[Extract provided Boundary: Start]
University’s plans sailing ahead of students

Editorial Board/FIUSM Staff

Move over, Biscayne Bay Campus students, you may soon share your campus with Royal Caribbean performers and entertainers. According to a proposal plan by the University, they are to take over Bay Vista Housing.

While this is a tentative plan that has yet to be finalized, The Beacon is concerned about where this plan is taking BBC.

This comes at a time when the University has expressed interest in promoting student life at BBC.

The Student Government Association allocated $2.5 million to help promote student life at BBC by renovating Panther Square. The funds used were intended for emergency purposes.

These goals are contradictory and we are guessing that the latter will take a backseat to the University’s $2.2 million business deal.

No housing and non-students on campus? So much for fostering student life at BBC.

Having this foreign program on campus will perpetuate student suspicions of a lack of unity, spirit and sense of home at BBC. It will further diminish the “college experience.”

The experience has become show up for class and get out of there before the traffic gets any worse.

Royal Caribbean performers will not be the only non-FIU persons on BBC.  Maritime and Science Technology Academy students may be using the campus as well as there is an expansion plan which entails bringing MAST students to FIU in order to give those high school students taking dual enrollment courses at MAST the opportunity to experience college life.

The University hopes that when these MAST students are ready for college, FIU will be their top choice to finish their degrees.

With all of these changes, The Beacon believes that student life is getting pushed out instead of being included.

Student life on a college campus is vital to both happiness and excitement that surrounds the University.

Whether it is a Greek organization meeting, the astronomy club or student government, students need somewhere to go once their classes end that besides their home.

Give students more of a reason to hang out on campus. During the week, students already have to share the basketball court, tennis courts and swimming pools with elementary school children enrolled in summer camps.

If students have to go off-campus to do these sorts of things, then why stay for anything other than classes and homework?

We think the students at that campus need to be invested in more, especially with one of the university’s largest programs at BBC, Hospitality.

Students are investing enough money into their education and we think that it’s time the University reinvested that money into keeping students on campus. Help student organizations out by investing more money in them to give them more options when it comes to staying active and involved on-campus.

It’s the only way to achieve these lofty goals.

 

opinion@fiusm.com

1 Comment on "University’s plans sailing ahead of students"

  1. In my opinion, it is way too easy deal with this issue in a polarized way. In other words, we should be careful not to throw the baby out with the bath water. With that in mind I offer two observations:

    1) According to the original article published, the BBC campus has had a hard history and a rough upstart with regards to student life and activity. This article seems to suggest that creating more clubs and events would fix the problem. However, hasn’t that already been tried? And if it has, how successful have the events been in generating more activity?
[Extract provided Boundary: End]
[Data extract Boundary: Start]
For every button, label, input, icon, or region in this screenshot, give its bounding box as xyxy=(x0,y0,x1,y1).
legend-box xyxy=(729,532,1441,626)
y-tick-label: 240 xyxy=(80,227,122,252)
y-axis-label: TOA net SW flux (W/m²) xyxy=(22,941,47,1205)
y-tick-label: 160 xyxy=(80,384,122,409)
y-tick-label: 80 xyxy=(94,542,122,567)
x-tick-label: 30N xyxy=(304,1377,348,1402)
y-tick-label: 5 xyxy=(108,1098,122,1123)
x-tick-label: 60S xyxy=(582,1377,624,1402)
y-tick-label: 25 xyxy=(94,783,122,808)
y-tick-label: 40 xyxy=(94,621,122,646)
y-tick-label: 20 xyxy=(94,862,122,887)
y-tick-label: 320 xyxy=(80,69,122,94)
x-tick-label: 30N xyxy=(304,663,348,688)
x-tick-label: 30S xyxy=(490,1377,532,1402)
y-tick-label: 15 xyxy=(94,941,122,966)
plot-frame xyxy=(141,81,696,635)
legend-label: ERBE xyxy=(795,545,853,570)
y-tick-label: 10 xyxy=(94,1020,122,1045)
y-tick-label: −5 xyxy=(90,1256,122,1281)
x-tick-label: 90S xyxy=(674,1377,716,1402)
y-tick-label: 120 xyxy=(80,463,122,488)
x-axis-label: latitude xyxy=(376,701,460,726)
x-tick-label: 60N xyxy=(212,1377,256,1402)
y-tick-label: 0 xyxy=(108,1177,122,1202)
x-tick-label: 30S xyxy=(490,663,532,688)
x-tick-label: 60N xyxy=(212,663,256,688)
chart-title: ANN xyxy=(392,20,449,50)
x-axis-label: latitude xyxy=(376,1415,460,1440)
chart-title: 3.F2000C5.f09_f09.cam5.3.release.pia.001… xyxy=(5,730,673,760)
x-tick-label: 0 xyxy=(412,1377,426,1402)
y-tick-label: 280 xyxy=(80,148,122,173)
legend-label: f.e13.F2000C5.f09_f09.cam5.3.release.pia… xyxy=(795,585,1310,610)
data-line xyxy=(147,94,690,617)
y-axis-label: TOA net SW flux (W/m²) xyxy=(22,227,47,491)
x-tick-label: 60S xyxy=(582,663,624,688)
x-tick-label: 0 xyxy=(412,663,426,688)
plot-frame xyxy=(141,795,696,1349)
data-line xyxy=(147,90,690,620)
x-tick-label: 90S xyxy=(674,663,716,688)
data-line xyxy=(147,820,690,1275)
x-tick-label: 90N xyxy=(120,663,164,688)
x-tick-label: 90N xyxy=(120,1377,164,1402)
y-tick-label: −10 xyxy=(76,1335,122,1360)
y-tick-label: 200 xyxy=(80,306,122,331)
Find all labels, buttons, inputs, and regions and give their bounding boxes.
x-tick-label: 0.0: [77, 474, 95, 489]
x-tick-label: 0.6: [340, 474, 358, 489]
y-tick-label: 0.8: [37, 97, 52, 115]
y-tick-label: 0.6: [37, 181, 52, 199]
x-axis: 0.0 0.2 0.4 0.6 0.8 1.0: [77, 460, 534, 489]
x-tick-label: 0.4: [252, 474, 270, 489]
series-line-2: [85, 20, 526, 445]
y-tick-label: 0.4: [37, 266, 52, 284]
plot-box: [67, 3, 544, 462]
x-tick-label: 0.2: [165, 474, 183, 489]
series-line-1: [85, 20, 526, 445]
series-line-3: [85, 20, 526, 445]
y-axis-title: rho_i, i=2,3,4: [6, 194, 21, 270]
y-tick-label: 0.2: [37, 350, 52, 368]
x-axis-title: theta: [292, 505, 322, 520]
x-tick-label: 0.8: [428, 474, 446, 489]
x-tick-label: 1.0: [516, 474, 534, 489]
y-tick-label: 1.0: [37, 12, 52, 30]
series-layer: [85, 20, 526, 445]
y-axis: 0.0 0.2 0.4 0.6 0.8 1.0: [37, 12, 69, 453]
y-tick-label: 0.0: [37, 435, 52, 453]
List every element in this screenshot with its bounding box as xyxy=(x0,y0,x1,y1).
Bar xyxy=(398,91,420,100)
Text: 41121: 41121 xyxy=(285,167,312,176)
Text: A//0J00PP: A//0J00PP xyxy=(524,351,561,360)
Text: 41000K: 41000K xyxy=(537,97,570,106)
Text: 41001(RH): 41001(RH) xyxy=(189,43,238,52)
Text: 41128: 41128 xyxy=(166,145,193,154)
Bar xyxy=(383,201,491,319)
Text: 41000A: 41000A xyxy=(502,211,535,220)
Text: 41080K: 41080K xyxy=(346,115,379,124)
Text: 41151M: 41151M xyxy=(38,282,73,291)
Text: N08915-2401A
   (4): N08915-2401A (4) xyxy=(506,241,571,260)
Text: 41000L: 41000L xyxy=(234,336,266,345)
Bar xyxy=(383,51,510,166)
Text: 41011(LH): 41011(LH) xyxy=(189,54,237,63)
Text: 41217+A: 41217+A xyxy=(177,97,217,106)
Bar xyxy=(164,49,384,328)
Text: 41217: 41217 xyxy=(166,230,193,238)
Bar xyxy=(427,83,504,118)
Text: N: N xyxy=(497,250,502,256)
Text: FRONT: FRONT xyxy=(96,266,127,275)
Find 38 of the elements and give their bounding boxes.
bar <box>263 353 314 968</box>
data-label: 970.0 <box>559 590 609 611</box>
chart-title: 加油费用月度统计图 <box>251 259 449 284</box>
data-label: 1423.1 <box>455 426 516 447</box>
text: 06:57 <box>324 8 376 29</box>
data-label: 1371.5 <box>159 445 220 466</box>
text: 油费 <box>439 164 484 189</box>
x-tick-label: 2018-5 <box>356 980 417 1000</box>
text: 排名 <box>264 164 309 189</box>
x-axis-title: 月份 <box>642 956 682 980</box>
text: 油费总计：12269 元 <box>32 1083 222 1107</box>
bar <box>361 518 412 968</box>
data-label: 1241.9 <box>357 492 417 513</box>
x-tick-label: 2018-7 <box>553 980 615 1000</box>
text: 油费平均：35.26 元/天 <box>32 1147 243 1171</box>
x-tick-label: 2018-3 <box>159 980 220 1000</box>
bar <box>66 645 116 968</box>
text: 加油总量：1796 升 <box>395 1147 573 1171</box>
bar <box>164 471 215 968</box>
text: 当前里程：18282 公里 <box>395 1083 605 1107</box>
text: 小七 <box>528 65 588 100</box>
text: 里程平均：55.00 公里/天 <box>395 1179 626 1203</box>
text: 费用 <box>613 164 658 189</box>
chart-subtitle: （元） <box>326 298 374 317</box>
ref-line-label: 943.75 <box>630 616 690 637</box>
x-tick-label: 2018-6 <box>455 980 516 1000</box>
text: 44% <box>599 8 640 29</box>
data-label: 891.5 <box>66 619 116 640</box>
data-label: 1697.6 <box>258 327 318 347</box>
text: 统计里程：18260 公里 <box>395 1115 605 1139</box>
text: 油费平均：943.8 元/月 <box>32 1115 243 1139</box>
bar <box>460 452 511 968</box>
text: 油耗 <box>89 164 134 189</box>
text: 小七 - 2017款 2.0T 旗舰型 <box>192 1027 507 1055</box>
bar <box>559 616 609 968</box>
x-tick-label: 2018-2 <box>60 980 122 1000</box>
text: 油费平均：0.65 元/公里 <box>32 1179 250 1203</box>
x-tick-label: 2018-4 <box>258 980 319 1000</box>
[Data extract Boundary: End]
» **Tasks and exercises**
**1.** Using the editorial, decide whether each statement agrees with it: (a) The Student Government Association allocated $2.5 million toward renovating Panther Square. (b) The plan for Royal Caribbean performers to take over Bay Vista Housing has been finalized. (c) Students share the swimming pools with elementary school children enrolled in summer camps. Answer yes or no for each, and quote the words of the editorial that decide it.
**2.** Extract the passage of the editorial from "Student life on" to "in summer camps.", word for word.
The material after the editorial is not needed.

» **Results of the exercise**
**1.**
(a) Yes: "The Student Government Association allocated $2.5 million to help promote student life at BBC by renovating Panther Square."
(b) No: "this is a tentative plan that has yet to be finalized"
(c) Yes: "students already have to share the basketball court, tennis courts and swimming pools with elementary school children enrolled in summer camps."

**2.**
Student life on a college campus is vital to both happiness and excitement that surrounds the University.

Whether it is a Greek organization meeting, the astronomy club or student government, students need somewhere to go once their classes end that besides their home.

Give students more of a reason to hang out on campus. During the week, students already have to share the basketball court, tennis courts and swimming pools with elementary school children enrolled in summer camps.